───── ENTRIES PROVIDED ─────

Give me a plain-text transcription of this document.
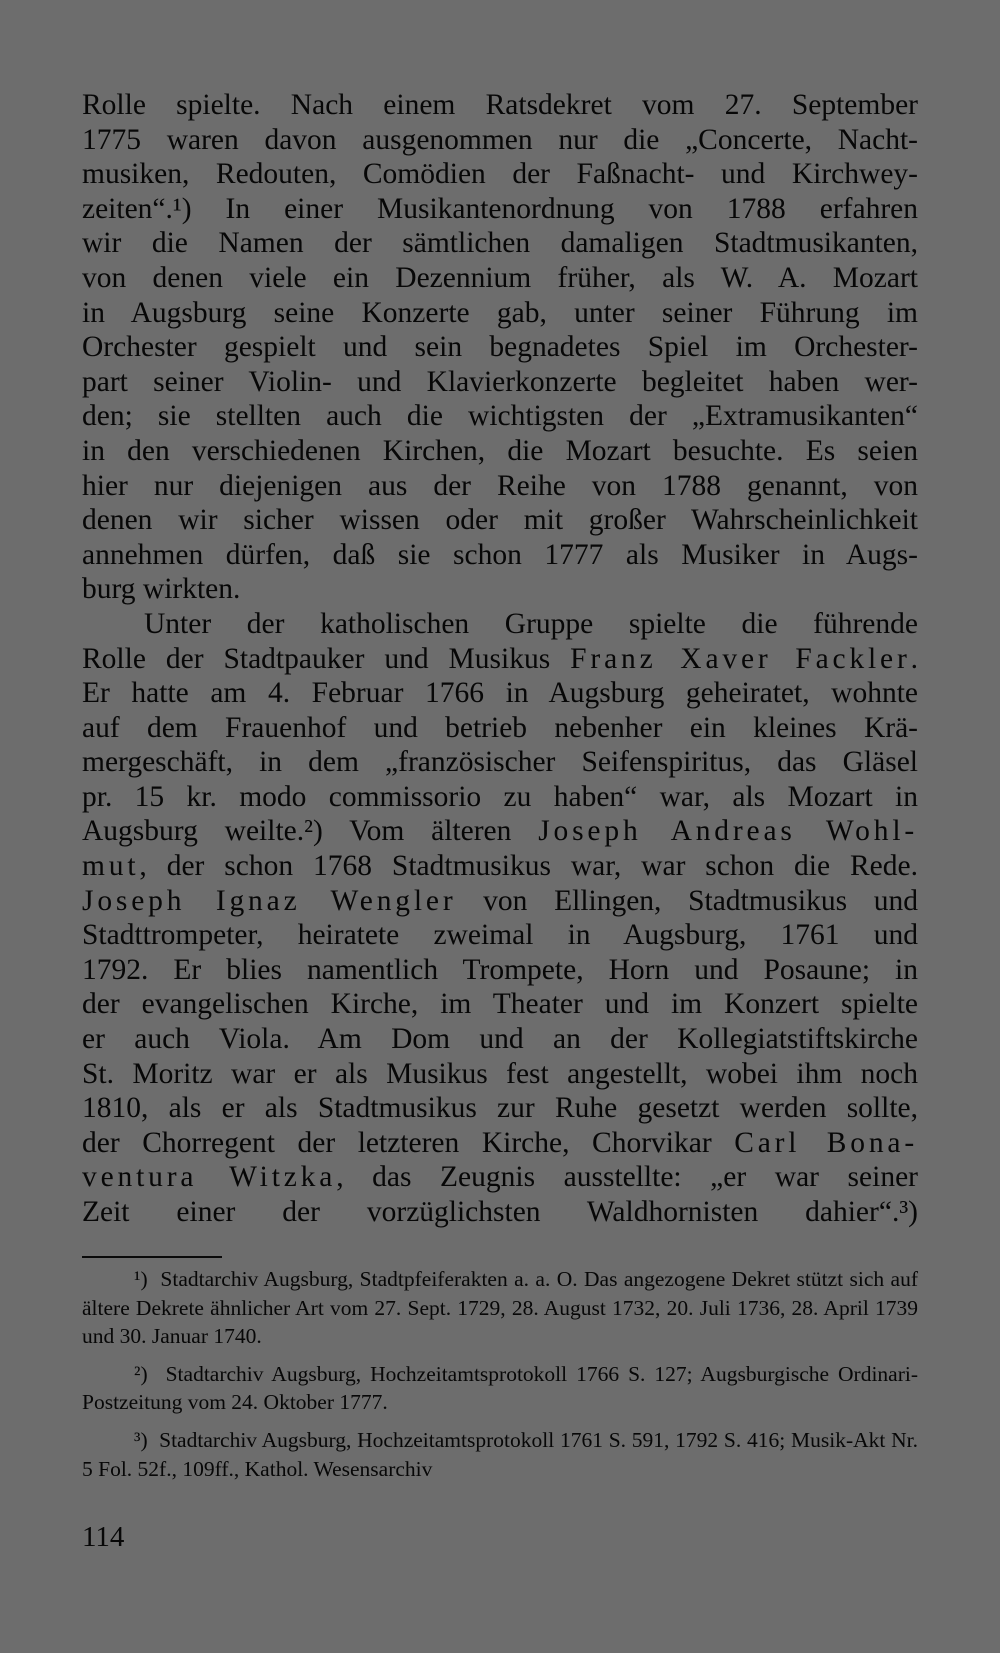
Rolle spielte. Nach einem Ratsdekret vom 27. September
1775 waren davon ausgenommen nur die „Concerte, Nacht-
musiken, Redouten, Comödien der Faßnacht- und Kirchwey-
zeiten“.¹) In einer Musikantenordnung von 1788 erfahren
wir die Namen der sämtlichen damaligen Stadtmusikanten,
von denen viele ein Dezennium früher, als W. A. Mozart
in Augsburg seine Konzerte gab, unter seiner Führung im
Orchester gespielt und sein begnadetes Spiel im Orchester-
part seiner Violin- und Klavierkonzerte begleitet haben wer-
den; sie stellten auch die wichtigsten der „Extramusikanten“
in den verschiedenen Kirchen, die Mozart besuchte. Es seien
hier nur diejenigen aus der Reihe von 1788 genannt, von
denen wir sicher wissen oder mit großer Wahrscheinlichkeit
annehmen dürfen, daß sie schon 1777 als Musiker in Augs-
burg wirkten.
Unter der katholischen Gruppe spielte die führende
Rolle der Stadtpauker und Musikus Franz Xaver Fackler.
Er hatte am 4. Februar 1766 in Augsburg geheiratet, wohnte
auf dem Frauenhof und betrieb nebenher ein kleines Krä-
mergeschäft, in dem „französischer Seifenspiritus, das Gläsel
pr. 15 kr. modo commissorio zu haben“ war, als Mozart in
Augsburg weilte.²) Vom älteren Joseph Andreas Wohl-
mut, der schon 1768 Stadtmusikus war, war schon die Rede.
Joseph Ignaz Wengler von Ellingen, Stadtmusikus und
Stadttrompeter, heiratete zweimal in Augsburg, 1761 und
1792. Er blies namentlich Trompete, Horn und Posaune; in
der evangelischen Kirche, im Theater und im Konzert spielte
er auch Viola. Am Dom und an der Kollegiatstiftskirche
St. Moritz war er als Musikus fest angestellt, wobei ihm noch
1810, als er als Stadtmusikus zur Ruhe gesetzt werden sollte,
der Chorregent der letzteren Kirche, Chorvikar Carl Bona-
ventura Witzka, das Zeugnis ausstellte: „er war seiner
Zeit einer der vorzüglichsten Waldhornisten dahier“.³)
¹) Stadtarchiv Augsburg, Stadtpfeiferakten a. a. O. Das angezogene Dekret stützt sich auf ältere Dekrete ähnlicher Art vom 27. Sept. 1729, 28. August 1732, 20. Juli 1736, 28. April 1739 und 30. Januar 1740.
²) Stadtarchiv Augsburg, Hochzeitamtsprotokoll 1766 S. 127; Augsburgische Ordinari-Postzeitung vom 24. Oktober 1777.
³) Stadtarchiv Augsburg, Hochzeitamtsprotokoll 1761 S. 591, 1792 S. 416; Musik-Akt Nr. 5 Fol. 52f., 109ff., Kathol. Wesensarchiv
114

─────
───── ENTRIES PROVIDED ─────

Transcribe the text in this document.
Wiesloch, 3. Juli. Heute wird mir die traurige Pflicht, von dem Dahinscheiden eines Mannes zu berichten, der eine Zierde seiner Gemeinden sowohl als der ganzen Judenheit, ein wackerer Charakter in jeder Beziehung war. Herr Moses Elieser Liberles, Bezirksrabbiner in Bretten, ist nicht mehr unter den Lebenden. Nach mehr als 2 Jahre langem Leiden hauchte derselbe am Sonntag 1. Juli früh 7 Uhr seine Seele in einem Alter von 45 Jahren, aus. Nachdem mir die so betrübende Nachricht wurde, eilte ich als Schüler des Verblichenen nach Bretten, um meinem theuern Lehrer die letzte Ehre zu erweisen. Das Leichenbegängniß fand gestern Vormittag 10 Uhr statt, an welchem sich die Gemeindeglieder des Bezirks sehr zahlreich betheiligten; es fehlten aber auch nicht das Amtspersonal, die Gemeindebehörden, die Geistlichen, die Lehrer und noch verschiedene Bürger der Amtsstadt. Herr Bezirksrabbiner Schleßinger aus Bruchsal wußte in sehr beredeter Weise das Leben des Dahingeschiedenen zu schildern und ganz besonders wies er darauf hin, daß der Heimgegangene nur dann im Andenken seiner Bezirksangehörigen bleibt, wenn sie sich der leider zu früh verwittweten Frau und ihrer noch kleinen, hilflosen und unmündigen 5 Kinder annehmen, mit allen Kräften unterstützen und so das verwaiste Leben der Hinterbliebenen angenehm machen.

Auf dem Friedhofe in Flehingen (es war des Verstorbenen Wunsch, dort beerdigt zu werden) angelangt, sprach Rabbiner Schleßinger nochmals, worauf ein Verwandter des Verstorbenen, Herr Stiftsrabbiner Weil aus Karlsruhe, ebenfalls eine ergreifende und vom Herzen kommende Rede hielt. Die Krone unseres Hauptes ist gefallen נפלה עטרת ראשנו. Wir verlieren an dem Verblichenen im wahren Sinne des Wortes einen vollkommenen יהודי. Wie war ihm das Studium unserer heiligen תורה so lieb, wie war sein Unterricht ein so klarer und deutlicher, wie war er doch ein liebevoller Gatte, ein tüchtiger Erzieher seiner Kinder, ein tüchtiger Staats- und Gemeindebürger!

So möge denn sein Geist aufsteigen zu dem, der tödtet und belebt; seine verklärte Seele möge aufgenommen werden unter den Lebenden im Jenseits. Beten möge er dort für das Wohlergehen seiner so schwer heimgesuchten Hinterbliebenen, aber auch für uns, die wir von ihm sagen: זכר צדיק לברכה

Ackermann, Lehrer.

─────

▶ _THE PROBLEM_:
Take from the material every line that holds "text".

▶ _OUTPUT BELOW_:
Give me a plain-text transcription of this document.
Transcribe the text in this document.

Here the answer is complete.